__Exercise task__.
Transcribe the passage of the forum thread below from "Thanks Dave and" to "preamp DC imbalances.", word for word.

__Text excerpt__.
╭──
Pro Audio Design Forum

Nice find. It did seem like someone must have worked on this earlier.

Thanks JR and Doug.
I'm indebted to Dimitri Danyuk for pointing it out to me and for Rudolf Chalupa for the 1989 work.
I remember Gus saying he had seen something like it before using flying rails back in '07.

Dimitri has published several articles himself that I've linked to in the past.
search.php?keywords=Dimitri+Danyuk

There's actually a "high end" preamp that's been on the market for about 4-5 years called Sonic Lens from UpState Audio. It has a DC coupled input design that can be used with phantom powered condenser mics. It uses a DC level shifting circuit with no capacitors or transformer to block the bias. Not sure if its similar to your design. They have a patent on the concept, you can check it out online #6577187.

Dave

cool.

I don't think I have dates on any of my old notebook scribbling... Wayne what is your earliest dated post or work?

I recall stuff by you from before you started this forum.

JR

Thanks Dave and JR.

I haven't put my lawyer hat on today to read the claims in detail but it's very similar to the work of Chalupa in the 1980s.
I have a letter of the schematic in a sealed envelope I mailed to myself postmarking the date of my gizmo around 2007.
It appears to require a HV front end with the later stages used to either burn-off or level-shift.
(He shows several methods in addition to the one below.)
Based on what I've done I don't see any conflicts with the patent.



The website does not have any actual product photos so I'm not sure the Sonic Lens is actually in production.
The published specs show a frequency response to 0.3Hz, not DC.
Though it may be fully DC-coupled in the patent I suspect that there's a servo in there to deal with the mic and preamp DC imbalances.
So it's not exactly fully DC-coupled end-to-end since the servo forms a HP filter.

That drawing even if only thematic of the actual circuit does not look correct. The gain resistor needs to be between the emitters for good operation.
╰──
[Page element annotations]
╭──
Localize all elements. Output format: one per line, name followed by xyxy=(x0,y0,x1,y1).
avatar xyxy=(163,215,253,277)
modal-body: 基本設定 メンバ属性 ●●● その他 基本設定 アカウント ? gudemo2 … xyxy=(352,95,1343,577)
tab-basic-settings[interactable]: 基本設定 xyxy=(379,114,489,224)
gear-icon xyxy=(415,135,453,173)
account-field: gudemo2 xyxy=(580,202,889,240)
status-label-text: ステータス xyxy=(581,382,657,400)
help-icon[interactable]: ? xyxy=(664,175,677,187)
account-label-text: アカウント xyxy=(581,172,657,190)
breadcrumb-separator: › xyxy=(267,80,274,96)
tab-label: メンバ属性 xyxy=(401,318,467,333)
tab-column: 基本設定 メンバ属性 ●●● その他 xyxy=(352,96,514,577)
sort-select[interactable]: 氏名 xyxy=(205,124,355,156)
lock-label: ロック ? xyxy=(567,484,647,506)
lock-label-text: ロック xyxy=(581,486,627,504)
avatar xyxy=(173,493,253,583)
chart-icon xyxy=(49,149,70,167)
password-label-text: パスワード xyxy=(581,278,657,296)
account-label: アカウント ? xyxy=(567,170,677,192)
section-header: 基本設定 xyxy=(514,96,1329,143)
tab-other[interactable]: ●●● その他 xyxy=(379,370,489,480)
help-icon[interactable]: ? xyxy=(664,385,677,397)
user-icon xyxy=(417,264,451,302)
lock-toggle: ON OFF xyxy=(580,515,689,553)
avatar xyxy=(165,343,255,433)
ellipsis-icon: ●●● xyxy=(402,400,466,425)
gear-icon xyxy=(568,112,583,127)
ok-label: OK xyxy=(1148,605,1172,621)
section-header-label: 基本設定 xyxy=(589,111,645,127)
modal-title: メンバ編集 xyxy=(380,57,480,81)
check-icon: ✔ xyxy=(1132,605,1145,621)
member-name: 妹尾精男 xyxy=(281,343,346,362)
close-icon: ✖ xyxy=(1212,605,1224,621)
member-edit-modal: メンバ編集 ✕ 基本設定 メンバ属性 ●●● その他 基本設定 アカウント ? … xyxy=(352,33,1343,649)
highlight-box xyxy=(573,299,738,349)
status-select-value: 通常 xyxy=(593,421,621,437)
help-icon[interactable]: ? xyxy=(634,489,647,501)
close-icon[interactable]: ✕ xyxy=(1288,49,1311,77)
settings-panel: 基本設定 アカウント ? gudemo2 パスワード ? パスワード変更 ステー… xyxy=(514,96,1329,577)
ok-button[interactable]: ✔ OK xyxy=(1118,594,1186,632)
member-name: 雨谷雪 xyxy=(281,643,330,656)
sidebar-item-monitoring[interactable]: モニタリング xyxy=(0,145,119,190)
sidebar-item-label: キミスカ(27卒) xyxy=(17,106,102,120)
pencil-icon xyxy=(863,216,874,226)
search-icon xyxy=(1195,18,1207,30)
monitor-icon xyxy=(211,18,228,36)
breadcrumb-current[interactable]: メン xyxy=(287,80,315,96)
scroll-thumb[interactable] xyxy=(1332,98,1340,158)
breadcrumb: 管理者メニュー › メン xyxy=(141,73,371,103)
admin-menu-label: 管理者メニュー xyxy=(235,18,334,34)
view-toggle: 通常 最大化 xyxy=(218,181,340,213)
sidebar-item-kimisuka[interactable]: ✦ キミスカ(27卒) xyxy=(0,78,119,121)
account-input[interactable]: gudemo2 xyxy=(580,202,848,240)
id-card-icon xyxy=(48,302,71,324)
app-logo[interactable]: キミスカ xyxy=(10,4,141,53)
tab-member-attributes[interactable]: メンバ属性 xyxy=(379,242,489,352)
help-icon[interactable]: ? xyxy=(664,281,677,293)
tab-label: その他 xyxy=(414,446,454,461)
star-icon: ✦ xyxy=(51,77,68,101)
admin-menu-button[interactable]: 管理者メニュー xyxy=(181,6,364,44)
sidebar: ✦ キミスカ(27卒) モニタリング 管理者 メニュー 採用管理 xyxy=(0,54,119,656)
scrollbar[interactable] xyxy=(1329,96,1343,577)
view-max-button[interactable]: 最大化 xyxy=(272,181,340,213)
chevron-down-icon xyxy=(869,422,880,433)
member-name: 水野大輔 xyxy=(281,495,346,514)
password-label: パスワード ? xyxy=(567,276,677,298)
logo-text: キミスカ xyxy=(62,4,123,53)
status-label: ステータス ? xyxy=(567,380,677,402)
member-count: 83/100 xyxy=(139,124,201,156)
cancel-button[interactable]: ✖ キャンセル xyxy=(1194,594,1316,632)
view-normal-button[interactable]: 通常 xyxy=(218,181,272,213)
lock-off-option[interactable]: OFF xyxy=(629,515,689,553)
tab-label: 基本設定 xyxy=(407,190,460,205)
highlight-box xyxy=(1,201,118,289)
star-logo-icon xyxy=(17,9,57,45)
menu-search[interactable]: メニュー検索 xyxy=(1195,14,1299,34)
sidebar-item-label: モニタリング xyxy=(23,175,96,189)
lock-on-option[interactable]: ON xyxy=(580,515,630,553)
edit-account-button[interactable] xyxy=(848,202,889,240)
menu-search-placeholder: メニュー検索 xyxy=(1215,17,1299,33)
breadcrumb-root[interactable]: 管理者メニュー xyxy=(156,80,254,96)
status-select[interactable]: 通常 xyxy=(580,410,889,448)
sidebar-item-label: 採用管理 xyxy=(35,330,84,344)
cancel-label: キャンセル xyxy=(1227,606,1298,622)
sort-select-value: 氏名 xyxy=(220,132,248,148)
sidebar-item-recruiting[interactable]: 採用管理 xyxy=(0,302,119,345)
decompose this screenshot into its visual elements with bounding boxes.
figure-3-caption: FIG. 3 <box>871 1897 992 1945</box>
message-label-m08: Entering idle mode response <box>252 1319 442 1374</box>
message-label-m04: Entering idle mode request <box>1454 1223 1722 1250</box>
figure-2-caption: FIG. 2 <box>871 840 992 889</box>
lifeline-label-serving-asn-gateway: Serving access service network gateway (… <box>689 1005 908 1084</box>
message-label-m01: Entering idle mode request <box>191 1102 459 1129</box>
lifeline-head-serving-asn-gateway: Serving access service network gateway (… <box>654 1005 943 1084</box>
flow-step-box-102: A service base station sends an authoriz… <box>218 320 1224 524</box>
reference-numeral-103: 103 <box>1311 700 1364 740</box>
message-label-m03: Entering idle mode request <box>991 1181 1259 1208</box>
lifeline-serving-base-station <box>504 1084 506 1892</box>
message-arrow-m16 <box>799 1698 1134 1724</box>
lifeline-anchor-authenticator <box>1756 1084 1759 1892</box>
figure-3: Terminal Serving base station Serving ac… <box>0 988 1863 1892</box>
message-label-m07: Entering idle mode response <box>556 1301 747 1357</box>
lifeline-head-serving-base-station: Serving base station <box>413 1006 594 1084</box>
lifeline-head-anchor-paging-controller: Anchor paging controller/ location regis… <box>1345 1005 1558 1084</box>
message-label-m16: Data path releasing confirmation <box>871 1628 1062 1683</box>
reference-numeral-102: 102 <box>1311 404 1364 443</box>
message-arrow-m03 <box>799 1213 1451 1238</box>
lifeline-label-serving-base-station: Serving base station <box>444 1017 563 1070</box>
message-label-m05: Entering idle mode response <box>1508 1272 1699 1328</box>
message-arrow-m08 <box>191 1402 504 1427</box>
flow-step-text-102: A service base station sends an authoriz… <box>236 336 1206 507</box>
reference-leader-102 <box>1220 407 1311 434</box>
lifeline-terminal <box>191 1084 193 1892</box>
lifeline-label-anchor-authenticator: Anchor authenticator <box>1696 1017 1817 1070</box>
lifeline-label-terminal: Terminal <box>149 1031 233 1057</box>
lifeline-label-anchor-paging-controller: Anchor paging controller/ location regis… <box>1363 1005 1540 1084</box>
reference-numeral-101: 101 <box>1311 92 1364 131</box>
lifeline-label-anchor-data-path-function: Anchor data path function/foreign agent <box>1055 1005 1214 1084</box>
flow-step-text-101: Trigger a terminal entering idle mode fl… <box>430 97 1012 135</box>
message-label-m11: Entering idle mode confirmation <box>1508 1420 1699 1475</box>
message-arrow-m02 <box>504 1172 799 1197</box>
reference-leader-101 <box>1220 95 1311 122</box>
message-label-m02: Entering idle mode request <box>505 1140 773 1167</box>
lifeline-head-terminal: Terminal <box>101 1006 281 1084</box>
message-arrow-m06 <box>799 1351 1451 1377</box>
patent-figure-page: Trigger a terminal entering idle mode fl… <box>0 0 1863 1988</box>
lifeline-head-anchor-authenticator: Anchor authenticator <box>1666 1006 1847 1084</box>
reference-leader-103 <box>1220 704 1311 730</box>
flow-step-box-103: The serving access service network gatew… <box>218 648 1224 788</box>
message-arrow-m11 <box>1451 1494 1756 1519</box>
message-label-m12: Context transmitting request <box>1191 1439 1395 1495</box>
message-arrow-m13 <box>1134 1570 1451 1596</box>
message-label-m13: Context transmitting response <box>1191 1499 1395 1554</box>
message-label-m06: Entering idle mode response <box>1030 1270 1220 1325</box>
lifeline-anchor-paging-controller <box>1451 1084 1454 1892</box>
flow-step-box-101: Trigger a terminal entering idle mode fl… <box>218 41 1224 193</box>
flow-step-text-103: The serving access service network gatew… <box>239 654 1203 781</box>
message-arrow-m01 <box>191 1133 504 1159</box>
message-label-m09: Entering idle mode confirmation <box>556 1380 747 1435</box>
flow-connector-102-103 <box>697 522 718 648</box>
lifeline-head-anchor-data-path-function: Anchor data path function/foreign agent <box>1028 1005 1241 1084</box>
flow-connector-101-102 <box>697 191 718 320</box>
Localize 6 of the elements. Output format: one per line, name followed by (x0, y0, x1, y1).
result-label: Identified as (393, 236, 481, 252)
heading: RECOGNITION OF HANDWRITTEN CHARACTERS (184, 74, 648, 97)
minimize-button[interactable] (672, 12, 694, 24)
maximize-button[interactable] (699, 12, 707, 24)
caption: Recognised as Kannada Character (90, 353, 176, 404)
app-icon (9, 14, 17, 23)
╰──
__Response to the exercise__.
Thanks Dave and JR.

I haven't put my lawyer hat on today to read the claims in detail but it's very similar to the work of Chalupa in the 1980s.
I have a letter of the schematic in a sealed envelope I mailed to myself postmarking the date of my gizmo around 2007.
It appears to require a HV front end with the later stages used to either burn-off or level-shift.
(He shows several methods in addition to the one below.)
Based on what I've done I don't see any conflicts with the patent.



The website does not have any actual product photos so I'm not sure the Sonic Lens is actually in production.
The published specs show a frequency response to 0.3Hz, not DC.
Though it may be fully DC-coupled in the patent I suspect that there's a servo in there to deal with the mic and preamp DC imbalances.